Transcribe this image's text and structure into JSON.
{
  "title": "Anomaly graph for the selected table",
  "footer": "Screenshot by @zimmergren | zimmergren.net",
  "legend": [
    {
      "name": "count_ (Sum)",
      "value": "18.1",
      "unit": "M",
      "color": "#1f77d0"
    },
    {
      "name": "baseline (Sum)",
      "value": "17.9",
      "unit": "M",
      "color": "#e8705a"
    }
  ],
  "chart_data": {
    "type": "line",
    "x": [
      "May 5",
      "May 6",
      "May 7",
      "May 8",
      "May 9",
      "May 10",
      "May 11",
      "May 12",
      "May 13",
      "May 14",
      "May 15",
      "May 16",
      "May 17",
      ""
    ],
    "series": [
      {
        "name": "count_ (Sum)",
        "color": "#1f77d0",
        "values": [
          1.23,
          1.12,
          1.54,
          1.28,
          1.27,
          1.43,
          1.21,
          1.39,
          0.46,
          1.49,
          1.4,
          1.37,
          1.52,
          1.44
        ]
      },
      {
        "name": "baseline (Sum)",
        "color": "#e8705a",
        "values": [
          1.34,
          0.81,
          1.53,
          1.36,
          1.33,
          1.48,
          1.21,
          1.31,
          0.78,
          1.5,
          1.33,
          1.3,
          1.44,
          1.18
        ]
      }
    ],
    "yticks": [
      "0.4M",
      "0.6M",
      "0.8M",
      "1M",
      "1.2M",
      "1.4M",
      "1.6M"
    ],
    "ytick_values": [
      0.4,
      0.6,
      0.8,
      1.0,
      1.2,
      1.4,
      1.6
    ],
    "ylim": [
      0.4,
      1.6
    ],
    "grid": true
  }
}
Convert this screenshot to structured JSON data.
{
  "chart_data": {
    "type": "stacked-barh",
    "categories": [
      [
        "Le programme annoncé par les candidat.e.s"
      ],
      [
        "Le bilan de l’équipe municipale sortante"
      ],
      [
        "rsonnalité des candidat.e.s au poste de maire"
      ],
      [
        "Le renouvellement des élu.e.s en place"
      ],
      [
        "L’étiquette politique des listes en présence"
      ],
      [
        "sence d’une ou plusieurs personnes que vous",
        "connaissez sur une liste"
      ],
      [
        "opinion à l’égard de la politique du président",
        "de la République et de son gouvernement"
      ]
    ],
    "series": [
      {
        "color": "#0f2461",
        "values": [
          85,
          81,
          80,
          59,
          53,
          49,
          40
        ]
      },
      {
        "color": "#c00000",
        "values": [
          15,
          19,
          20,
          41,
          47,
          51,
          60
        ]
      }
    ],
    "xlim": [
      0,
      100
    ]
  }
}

__________

WHAT YOU ARE ASKED TO DO: Copy every line of the material, please, keeping it exactly the same.

FINISHED TASK:
Transcribe this image's text and structure into JSON.
{
  "title": "Anomaly graph for the selected table",
  "footer": "Screenshot by @zimmergren | zimmergren.net",
  "legend": [
    {
      "name": "count_ (Sum)",
      "value": "18.1",
      "unit": "M",
      "color": "#1f77d0"
    },
    {
      "name": "baseline (Sum)",
      "value": "17.9",
      "unit": "M",
      "color": "#e8705a"
    }
  ],
  "chart_data": {
    "type": "line",
    "x": [
      "May 5",
      "May 6",
      "May 7",
      "May 8",
      "May 9",
      "May 10",
      "May 11",
      "May 12",
      "May 13",
      "May 14",
      "May 15",
      "May 16",
      "May 17",
      ""
    ],
    "series": [
      {
        "name": "count_ (Sum)",
        "color": "#1f77d0",
        "values": [
          1.23,
          1.12,
          1.54,
          1.28,
          1.27,
          1.43,
          1.21,
          1.39,
          0.46,
          1.49,
          1.4,
          1.37,
          1.52,
          1.44
        ]
      },
      {
        "name": "baseline (Sum)",
        "color": "#e8705a",
        "values": [
          1.34,
          0.81,
          1.53,
          1.36,
          1.33,
          1.48,
          1.21,
          1.31,
          0.78,
          1.5,
          1.33,
          1.3,
          1.44,
          1.18
        ]
      }
    ],
    "yticks": [
      "0.4M",
      "0.6M",
      "0.8M",
      "1M",
      "1.2M",
      "1.4M",
      "1.6M"
    ],
    "ytick_values": [
      0.4,
      0.6,
      0.8,
      1.0,
      1.2,
      1.4,
      1.6
    ],
    "ylim": [
      0.4,
      1.6
    ],
    "grid": true
  }
}
Convert this screenshot to structured JSON data.
{
  "chart_data": {
    "type": "stacked-barh",
    "categories": [
      [
        "Le programme annoncé par les candidat.e.s"
      ],
      [
        "Le bilan de l’équipe municipale sortante"
      ],
      [
        "rsonnalité des candidat.e.s au poste de maire"
      ],
      [
        "Le renouvellement des élu.e.s en place"
      ],
      [
        "L’étiquette politique des listes en présence"
      ],
      [
        "sence d’une ou plusieurs personnes que vous",
        "connaissez sur une liste"
      ],
      [
        "opinion à l’égard de la politique du président",
        "de la République et de son gouvernement"
      ]
    ],
    "series": [
      {
        "color": "#0f2461",
        "values": [
          85,
          81,
          80,
          59,
          53,
          49,
          40
        ]
      },
      {
        "color": "#c00000",
        "values": [
          15,
          19,
          20,
          41,
          47,
          51,
          60
        ]
      }
    ],
    "xlim": [
      0,
      100
    ]
  }
}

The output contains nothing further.